Aufgabe:
Liste alle Zustände auf, zwischen denen der Zuschauer laut der Filmkritik zu „Menschenfeind“ schwankt.

Text:
Samstag, 3. Oktober 2009

Review: Menschenfeind

"Erst kommt das Fressen, dann die Moral." - Bertolt Brecht


Menschenfeind
Originaltitel: Seul contre tous
Frankreich
Jahr: 1998
Laufzeit: 89 Minuten
FSK 18

Regie: Gaspar Noé

Genre: Spielfilm (Drama)

Plot: "Menschenfeind" erzählt die Geschichte eines Mannes, dem das Leben stets hart mitgespielt hat. Als Kind von einem Geistlichen sexuell missbraucht, später von der Frau allein mit seiner Tochter zurückgelassen, tötet er beinahe einen (gänzlich unschuldigen) Bauarbeiter, als er denkt, dieser habe seine Tochter vergewaltigt. Als er aus dem Gefängnis kommt, will er mit der von ihm schwangeren, aber ungeliebten neuen Frau ein neues Leben in einer anderen Stadt anfangen und dort mit ihrem Geld eine Metzgerei eröffnen. Doch wie so vieles in seinem Leben scheitert auch dieser Versuch um ein Leben in Normalität und Akzeptanz, stattdessen erfährt er Demütigung um Demütigung und es zeigt sich, dass die Vorstellungen von Redlichkeit und Moral stark von der Perspektive abhängen..

Spannung: 8/10
Atmosphäre: 9/10
Action: 3/10
Humor: 3/10
Anspruch: 8/10
Unterhaltungswert: 8/10

Cast: 8/10
Score: -/10
Screenplay: 8/10
Produktion: 7/10
FX: -/10
Gore: 3/10
Synchro: gut (furchtbar/schlecht/mäßig/ok/gut/ausgezeichnet)
Mainstream: Nein

Kurzinhalt:
  • Verachtung, Wut und Frauenfeindlichkeit: 100%
  • krude, vor Hass sprühende Gedankenströme: 100%
  • Inzest und Kinderhack: 100%

Bewertung:

Im viel diskutierten "Menschenfeind" von Gaspar Noé prasselt ein derart wütender stream of consciousness auf den Zuschauer ein, dass dieser so oft zwischen den Zuständen der Ablehnung, Empörung, distanzierter Belustigung und heimlicher Zustimmung schwankt, bis er spätestens beim stakatohaften Finale nicht mehr weiss, wo ihm überhaupt der Kopf steht. Die schon bei scheinbaren Kleinigkeiten im Kopf des vom Leben gebeutelten Protagonisten explodierenden Hasstiraden kommen einem nicht selten seltsam bekannt vor. Das macht die Hauptperson aber keineswegs sympathischer, nein, der Metzger bleibt ein perverser Widerling, unfähig zur Selbstreflexion, frei jeder sozialen Kompetenz. Die eigene, in wütenden Momenten oft so ähnliche Denkweise scheint mit einem Mal fremd und fragwürdig. Diesen Effekt nutzt der Film und spielt mit der Hoffnung des Zuschauers auf das Gute im Menschen, lässt sie jedoch nur kurz keimen um sie dann wieder mit voller Verachtung in den Dreck zu treten. Die Einsamkeit und Hoffnungslosigkeit sind geradezu allgegenwärtig und das Gefühl, auch ausserhalb des Gefängnisses nur ein Gefangener zu sein, beinahe greifbar.

(Einträge zur räumlichen Anordnung)
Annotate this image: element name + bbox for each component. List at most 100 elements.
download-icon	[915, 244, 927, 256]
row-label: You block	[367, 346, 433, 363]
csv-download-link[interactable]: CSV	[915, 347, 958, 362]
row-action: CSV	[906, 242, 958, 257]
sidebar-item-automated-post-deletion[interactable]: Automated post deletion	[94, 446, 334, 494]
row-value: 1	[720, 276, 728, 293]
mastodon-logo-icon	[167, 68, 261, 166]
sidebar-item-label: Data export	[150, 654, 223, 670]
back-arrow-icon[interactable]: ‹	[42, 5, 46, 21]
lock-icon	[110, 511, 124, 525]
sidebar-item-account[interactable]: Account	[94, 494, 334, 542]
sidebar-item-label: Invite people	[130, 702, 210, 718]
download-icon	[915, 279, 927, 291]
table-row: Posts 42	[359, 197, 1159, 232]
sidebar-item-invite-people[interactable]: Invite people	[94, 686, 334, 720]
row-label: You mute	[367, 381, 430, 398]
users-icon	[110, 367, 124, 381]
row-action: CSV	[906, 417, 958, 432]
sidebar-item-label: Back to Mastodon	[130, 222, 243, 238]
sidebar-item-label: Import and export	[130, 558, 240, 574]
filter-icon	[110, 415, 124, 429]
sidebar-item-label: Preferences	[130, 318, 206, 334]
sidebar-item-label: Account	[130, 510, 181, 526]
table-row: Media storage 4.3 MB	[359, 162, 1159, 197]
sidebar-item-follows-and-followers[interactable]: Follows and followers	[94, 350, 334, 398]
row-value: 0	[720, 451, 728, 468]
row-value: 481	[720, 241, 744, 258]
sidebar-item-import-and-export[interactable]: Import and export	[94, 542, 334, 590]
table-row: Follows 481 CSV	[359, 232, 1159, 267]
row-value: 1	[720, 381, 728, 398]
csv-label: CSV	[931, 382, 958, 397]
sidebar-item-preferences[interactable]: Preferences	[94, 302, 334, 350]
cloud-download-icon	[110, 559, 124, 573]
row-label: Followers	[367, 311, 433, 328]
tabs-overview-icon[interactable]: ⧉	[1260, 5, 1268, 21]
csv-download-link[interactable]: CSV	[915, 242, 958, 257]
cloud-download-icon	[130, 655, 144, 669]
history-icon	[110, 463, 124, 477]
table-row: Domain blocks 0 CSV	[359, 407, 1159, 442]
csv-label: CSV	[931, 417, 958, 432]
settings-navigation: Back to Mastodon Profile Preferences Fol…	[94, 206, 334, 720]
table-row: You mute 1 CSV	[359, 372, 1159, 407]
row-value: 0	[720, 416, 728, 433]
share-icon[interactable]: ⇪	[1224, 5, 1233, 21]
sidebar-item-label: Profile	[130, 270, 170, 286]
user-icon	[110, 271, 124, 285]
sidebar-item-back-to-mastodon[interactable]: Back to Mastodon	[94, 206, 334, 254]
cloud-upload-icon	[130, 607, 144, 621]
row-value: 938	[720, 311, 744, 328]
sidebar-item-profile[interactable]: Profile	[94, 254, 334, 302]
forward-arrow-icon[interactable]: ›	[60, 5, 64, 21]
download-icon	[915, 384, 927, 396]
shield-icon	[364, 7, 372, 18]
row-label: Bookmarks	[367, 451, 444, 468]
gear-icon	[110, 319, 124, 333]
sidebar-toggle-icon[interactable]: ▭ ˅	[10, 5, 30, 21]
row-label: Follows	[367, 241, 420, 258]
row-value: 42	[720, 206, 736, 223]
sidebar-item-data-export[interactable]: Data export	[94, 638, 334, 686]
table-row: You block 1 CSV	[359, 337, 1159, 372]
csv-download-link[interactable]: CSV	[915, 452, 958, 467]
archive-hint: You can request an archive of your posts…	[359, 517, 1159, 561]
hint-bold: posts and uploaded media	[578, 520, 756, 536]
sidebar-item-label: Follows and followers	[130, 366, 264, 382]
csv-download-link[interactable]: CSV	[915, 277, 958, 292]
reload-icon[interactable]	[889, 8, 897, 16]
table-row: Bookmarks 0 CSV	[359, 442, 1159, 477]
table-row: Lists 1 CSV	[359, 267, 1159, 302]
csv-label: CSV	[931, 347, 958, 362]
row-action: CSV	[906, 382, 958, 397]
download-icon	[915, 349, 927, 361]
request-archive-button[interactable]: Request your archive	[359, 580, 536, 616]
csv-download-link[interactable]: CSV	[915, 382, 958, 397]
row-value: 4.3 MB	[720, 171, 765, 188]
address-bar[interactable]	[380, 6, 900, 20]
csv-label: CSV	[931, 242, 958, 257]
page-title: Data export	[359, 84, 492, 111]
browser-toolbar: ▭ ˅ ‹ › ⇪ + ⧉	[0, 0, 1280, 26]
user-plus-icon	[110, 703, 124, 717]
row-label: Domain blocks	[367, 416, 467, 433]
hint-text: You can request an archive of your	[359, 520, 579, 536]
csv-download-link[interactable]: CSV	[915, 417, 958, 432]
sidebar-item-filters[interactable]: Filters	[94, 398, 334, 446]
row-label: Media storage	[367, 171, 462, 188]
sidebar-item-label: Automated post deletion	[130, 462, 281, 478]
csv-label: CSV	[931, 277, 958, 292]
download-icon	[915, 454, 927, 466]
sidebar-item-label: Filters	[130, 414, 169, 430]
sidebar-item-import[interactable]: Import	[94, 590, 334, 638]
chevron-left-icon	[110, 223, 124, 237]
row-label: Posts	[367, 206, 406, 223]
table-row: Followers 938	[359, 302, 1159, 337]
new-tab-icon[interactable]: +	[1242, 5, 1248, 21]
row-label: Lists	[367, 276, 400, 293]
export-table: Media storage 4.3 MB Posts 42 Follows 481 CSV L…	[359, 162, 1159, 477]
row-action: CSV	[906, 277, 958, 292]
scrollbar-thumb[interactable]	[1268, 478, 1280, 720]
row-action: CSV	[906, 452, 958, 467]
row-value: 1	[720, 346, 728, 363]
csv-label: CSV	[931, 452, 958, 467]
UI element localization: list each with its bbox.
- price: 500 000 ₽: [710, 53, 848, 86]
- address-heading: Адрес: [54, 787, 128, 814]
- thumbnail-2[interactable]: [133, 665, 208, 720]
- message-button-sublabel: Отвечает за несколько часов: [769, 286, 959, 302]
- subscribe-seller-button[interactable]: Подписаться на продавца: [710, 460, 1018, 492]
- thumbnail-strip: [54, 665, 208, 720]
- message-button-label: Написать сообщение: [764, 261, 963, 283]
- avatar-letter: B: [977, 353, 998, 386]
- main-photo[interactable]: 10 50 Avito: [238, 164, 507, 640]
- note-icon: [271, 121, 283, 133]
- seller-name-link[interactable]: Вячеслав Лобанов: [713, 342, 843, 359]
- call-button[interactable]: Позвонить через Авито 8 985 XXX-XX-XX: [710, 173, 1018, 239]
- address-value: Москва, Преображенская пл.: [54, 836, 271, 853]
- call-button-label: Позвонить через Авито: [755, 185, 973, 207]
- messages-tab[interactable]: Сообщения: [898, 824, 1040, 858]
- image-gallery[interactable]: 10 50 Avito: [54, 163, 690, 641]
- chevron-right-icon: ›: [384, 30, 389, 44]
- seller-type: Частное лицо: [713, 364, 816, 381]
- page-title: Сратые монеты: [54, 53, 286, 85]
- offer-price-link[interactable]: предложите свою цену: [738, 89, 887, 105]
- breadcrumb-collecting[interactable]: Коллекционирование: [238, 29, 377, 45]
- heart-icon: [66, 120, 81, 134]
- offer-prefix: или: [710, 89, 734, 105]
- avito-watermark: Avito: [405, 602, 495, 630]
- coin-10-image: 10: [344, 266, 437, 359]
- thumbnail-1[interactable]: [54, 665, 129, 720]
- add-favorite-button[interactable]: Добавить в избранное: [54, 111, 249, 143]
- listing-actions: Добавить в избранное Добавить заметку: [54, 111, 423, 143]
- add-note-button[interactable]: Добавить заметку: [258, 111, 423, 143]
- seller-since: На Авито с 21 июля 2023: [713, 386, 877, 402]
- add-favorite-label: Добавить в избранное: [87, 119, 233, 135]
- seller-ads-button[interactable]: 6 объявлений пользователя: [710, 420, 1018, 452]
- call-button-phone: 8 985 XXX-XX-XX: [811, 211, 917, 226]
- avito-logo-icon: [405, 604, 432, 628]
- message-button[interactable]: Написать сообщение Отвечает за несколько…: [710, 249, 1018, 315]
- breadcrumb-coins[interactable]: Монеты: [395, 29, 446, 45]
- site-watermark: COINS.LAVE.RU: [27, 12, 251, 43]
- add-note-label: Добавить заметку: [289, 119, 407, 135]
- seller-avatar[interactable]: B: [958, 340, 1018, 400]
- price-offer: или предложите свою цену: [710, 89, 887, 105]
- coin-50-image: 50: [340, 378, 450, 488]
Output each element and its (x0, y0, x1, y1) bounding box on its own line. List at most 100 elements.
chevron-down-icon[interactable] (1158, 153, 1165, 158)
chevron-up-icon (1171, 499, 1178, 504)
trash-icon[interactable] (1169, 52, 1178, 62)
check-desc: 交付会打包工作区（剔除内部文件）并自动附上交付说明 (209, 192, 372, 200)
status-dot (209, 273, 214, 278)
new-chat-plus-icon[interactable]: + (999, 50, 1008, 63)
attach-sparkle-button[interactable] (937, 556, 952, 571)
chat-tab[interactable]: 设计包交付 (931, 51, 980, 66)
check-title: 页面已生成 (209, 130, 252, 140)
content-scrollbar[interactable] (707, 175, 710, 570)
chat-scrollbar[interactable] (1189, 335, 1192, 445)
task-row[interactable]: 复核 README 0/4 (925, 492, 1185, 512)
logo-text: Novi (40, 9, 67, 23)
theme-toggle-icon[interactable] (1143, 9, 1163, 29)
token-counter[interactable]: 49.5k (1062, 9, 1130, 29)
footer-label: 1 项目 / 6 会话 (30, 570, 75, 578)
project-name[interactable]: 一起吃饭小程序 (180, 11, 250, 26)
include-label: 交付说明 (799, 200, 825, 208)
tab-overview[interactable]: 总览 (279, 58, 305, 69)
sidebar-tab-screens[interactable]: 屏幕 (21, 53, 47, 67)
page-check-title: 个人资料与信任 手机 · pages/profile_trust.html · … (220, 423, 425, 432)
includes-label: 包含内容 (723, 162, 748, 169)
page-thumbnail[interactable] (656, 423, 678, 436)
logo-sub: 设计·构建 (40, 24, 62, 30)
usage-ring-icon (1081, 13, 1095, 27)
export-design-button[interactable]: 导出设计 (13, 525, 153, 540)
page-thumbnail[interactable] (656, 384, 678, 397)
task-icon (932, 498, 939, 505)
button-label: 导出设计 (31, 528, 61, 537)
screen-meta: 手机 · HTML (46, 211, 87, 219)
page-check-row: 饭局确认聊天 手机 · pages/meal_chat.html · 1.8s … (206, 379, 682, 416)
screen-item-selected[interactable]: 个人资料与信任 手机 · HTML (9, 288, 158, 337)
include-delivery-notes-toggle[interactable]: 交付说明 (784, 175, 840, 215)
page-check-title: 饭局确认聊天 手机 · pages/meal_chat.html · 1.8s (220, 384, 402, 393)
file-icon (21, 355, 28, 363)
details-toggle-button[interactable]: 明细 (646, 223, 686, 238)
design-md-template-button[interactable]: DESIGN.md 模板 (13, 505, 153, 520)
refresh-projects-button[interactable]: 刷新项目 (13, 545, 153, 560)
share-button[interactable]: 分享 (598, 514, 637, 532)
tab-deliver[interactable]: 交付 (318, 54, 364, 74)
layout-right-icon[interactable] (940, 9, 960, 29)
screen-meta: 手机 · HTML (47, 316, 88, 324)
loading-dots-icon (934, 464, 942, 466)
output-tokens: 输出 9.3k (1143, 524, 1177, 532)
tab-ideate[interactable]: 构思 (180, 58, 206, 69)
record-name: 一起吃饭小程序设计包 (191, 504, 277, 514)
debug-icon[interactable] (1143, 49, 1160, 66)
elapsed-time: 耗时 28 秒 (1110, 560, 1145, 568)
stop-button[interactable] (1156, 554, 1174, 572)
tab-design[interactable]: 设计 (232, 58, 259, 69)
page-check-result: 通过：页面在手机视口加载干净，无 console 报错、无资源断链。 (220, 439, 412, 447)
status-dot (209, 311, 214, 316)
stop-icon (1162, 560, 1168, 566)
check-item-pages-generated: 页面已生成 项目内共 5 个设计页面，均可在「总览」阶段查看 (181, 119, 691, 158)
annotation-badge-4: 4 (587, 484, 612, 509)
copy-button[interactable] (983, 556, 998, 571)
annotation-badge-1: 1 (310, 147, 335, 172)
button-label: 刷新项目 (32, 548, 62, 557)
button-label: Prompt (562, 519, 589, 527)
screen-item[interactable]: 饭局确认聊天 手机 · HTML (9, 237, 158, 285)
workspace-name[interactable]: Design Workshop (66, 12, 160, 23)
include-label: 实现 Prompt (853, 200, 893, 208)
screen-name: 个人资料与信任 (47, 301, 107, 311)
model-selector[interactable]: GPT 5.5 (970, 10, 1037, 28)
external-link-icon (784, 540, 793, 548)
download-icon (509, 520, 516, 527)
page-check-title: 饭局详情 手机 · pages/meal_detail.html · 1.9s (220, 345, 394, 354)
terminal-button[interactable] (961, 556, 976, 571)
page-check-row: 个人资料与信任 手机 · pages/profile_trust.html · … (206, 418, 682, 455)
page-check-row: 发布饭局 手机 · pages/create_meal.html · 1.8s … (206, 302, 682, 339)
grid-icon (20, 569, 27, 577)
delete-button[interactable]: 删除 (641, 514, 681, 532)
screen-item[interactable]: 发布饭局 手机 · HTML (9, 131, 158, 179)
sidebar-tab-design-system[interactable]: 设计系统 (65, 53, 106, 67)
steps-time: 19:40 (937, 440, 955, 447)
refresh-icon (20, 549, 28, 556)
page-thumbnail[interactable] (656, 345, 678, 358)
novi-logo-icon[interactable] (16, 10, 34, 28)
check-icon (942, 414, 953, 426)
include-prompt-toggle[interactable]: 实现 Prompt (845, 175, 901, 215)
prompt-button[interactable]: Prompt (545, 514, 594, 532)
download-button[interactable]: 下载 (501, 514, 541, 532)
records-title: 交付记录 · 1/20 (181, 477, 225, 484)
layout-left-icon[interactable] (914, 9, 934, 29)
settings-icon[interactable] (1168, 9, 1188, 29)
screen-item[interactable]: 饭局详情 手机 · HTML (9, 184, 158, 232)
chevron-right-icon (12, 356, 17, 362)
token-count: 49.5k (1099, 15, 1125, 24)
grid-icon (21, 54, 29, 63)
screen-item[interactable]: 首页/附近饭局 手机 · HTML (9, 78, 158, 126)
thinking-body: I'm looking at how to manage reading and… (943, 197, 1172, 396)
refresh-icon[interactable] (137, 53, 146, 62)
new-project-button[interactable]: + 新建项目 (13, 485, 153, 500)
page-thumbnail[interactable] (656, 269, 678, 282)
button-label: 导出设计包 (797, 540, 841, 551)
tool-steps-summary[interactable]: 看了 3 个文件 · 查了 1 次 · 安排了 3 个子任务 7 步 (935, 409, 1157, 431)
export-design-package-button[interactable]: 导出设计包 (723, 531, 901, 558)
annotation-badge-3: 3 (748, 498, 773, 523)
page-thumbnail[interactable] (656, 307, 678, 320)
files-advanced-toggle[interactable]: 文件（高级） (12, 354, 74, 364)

Ergebnis:
- Ablehnung
- Empörung
- distanzierte Belustigung
- heimliche Zustimmung